*GOAL OF THE EXERCISE*:
Gather all lines containing the string "induce" and copy them out.

# RECORD EXCERPTS start

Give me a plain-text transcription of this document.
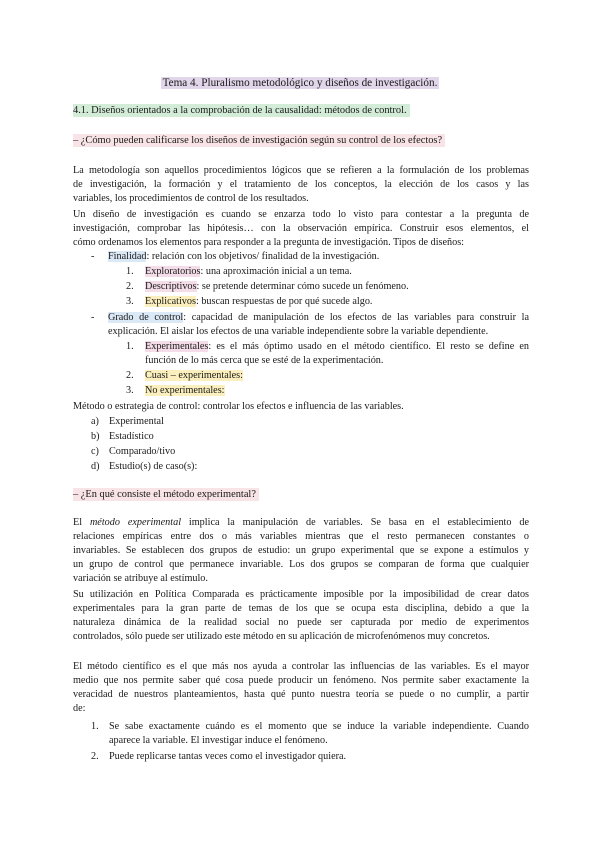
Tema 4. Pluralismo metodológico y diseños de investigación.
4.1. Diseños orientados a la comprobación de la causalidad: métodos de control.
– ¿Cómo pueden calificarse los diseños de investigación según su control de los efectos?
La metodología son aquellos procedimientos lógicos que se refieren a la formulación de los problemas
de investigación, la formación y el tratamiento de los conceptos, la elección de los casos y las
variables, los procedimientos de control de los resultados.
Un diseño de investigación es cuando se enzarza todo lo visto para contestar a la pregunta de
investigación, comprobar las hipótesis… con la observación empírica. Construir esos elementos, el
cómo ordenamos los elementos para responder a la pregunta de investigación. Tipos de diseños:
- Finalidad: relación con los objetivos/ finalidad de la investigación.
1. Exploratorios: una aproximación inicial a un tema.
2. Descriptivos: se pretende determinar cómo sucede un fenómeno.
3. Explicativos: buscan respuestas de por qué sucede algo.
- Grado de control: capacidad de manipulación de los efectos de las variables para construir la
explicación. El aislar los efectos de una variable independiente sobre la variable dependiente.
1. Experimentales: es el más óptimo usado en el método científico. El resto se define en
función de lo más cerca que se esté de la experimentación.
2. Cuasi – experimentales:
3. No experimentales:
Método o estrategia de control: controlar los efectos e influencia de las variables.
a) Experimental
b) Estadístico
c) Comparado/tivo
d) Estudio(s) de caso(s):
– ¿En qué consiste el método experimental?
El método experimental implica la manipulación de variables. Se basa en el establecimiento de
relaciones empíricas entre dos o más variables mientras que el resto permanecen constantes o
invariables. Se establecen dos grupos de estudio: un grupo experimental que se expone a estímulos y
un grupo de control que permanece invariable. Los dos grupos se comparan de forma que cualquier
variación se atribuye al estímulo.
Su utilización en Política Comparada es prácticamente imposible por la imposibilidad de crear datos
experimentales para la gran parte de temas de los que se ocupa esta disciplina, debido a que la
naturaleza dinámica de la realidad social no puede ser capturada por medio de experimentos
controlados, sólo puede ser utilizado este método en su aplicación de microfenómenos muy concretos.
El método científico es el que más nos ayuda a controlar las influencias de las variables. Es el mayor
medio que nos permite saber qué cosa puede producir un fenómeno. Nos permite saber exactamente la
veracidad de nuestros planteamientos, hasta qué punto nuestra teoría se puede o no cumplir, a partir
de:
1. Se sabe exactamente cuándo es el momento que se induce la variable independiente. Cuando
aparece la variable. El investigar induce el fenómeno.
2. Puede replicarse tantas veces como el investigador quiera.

# RECORD EXCERPTS end

*SOLUTION TO THE PROBLEM*:
1. Se sabe exactamente cuándo es el momento que se induce la variable independiente. Cuando
aparece la variable. El investigar induce el fenómeno.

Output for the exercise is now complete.